* start Extracted material *
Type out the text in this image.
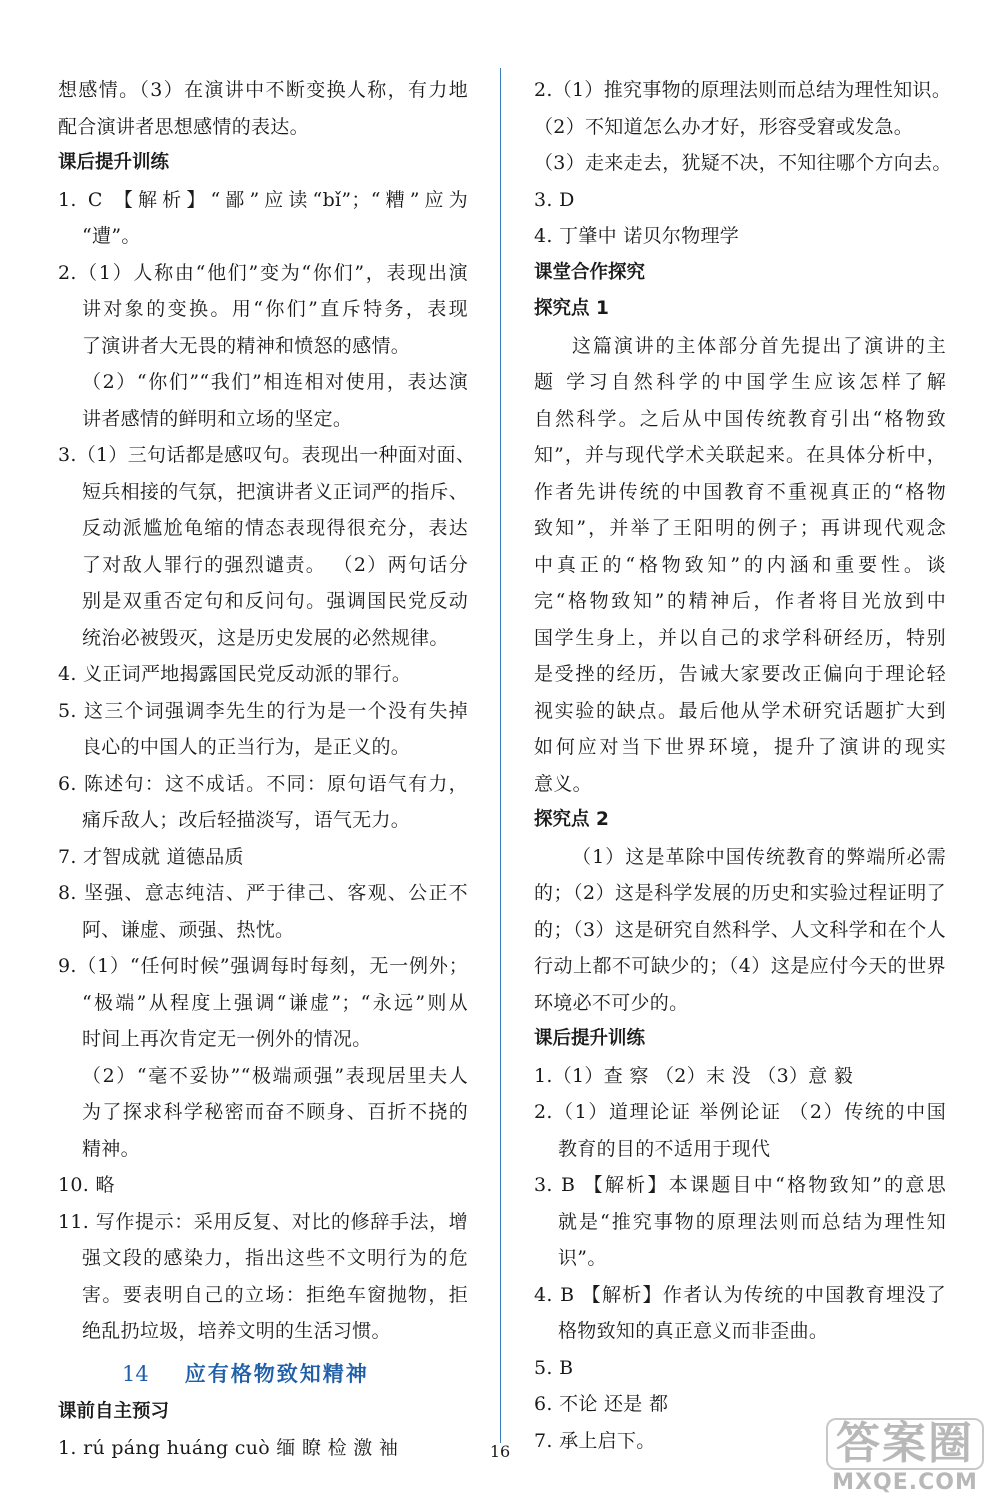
想感情。（3）在演讲中不断变换人称，有力地
配合演讲者思想感情的表达。
课后提升训练
1. C 【解析】“鄙”应读“bǐ”；“糟”应为
“遭”。
2.（1）人称由“他们”变为“你们”，表现出演
讲对象的变换。用“你们”直斥特务，表现
了演讲者大无畏的精神和愤怒的感情。
（2）“你们”“我们”相连相对使用，表达演
讲者感情的鲜明和立场的坚定。
3.（1）三句话都是感叹句。表现出一种面对面、
短兵相接的气氛，把演讲者义正词严的指斥、
反动派尴尬龟缩的情态表现得很充分，表达
了对敌人罪行的强烈谴责。 （2）两句话分
别是双重否定句和反问句。强调国民党反动
统治必被毁灭，这是历史发展的必然规律。
4. 义正词严地揭露国民党反动派的罪行。
5. 这三个词强调李先生的行为是一个没有失掉
良心的中国人的正当行为，是正义的。
6. 陈述句：这不成话。不同：原句语气有力，
痛斥敌人；改后轻描淡写，语气无力。
7. 才智成就 道德品质
8. 坚强、意志纯洁、严于律己、客观、公正不
阿、谦虚、顽强、热忱。
9.（1）“任何时候”强调每时每刻，无一例外；
“极端”从程度上强调“谦虚”；“永远”则从
时间上再次肯定无一例外的情况。
（2）“毫不妥协”“极端顽强”表现居里夫人
为了探求科学秘密而奋不顾身、百折不挠的
精神。
10. 略
11. 写作提示：采用反复、对比的修辞手法，增
强文段的感染力，指出这些不文明行为的危
害。要表明自己的立场：拒绝车窗抛物，拒
绝乱扔垃圾，培养文明的生活习惯。
14 应有格物致知精神
课前自主预习
1. rú páng huáng cuò 缅 瞭 检 激 袖
2.（1）推究事物的原理法则而总结为理性知识。
（2）不知道怎么办才好，形容受窘或发急。
（3）走来走去，犹疑不决，不知往哪个方向去。
3. D
4. 丁肇中 诺贝尔物理学
课堂合作探究
探究点 1
这篇演讲的主体部分首先提出了演讲的主
题 学习自然科学的中国学生应该怎样了解
自然科学。之后从中国传统教育引出“格物致
知”，并与现代学术关联起来。在具体分析中，
作者先讲传统的中国教育不重视真正的“格物
致知”，并举了王阳明的例子；再讲现代观念
中真正的“格物致知”的内涵和重要性。谈
完“格物致知”的精神后，作者将目光放到中
国学生身上，并以自己的求学科研经历，特别
是受挫的经历，告诫大家要改正偏向于理论轻
视实验的缺点。最后他从学术研究话题扩大到
如何应对当下世界环境，提升了演讲的现实
意义。
探究点 2
（1）这是革除中国传统教育的弊端所必需
的；（2）这是科学发展的历史和实验过程证明了
的；（3）这是研究自然科学、人文科学和在个人
行动上都不可缺少的；（4）这是应付今天的世界
环境必不可少的。
课后提升训练
1.（1）查 察 （2）末 没 （3）意 毅
2.（1）道理论证 举例论证 （2）传统的中国
教育的目的不适用于现代
3. B 【解析】本课题目中“格物致知”的意思
就是“推究事物的原理法则而总结为理性知
识”。
4. B 【解析】作者认为传统的中国教育埋没了
格物致知的真正意义而非歪曲。
5. B
6. 不论 还是 都
7. 承上启下。
16	答案圈
MXQE.COM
* end Extracted material *
What you are asked to do: Transcribe the material exactly, and leave out whatever pictures it holds.

The reply:
Type out the text in this image.
想感情。（3）在演讲中不断变换人称，有力地
配合演讲者思想感情的表达。
课后提升训练
1. C 【解析】“鄙”应读“bǐ”；“糟”应为
“遭”。
2.（1）人称由“他们”变为“你们”，表现出演
讲对象的变换。用“你们”直斥特务，表现
了演讲者大无畏的精神和愤怒的感情。
（2）“你们”“我们”相连相对使用，表达演
讲者感情的鲜明和立场的坚定。
3.（1）三句话都是感叹句。表现出一种面对面、
短兵相接的气氛，把演讲者义正词严的指斥、
反动派尴尬龟缩的情态表现得很充分，表达
了对敌人罪行的强烈谴责。 （2）两句话分
别是双重否定句和反问句。强调国民党反动
统治必被毁灭，这是历史发展的必然规律。
4. 义正词严地揭露国民党反动派的罪行。
5. 这三个词强调李先生的行为是一个没有失掉
良心的中国人的正当行为，是正义的。
6. 陈述句：这不成话。不同：原句语气有力，
痛斥敌人；改后轻描淡写，语气无力。
7. 才智成就 道德品质
8. 坚强、意志纯洁、严于律己、客观、公正不
阿、谦虚、顽强、热忱。
9.（1）“任何时候”强调每时每刻，无一例外；
“极端”从程度上强调“谦虚”；“永远”则从
时间上再次肯定无一例外的情况。
（2）“毫不妥协”“极端顽强”表现居里夫人
为了探求科学秘密而奋不顾身、百折不挠的
精神。
10. 略
11. 写作提示：采用反复、对比的修辞手法，增
强文段的感染力，指出这些不文明行为的危
害。要表明自己的立场：拒绝车窗抛物，拒
绝乱扔垃圾，培养文明的生活习惯。
14 应有格物致知精神
课前自主预习
1. rú páng huáng cuò 缅 瞭 检 激 袖
2.（1）推究事物的原理法则而总结为理性知识。
（2）不知道怎么办才好，形容受窘或发急。
（3）走来走去，犹疑不决，不知往哪个方向去。
3. D
4. 丁肇中 诺贝尔物理学
课堂合作探究
探究点 1
这篇演讲的主体部分首先提出了演讲的主
题 学习自然科学的中国学生应该怎样了解
自然科学。之后从中国传统教育引出“格物致
知”，并与现代学术关联起来。在具体分析中，
作者先讲传统的中国教育不重视真正的“格物
致知”，并举了王阳明的例子；再讲现代观念
中真正的“格物致知”的内涵和重要性。谈
完“格物致知”的精神后，作者将目光放到中
国学生身上，并以自己的求学科研经历，特别
是受挫的经历，告诫大家要改正偏向于理论轻
视实验的缺点。最后他从学术研究话题扩大到
如何应对当下世界环境，提升了演讲的现实
意义。
探究点 2
（1）这是革除中国传统教育的弊端所必需
的；（2）这是科学发展的历史和实验过程证明了
的；（3）这是研究自然科学、人文科学和在个人
行动上都不可缺少的；（4）这是应付今天的世界
环境必不可少的。
课后提升训练
1.（1）查 察 （2）末 没 （3）意 毅
2.（1）道理论证 举例论证 （2）传统的中国
教育的目的不适用于现代
3. B 【解析】本课题目中“格物致知”的意思
就是“推究事物的原理法则而总结为理性知
识”。
4. B 【解析】作者认为传统的中国教育埋没了
格物致知的真正意义而非歪曲。
5. B
6. 不论 还是 都
7. 承上启下。
16	答案圈
MXQE.COM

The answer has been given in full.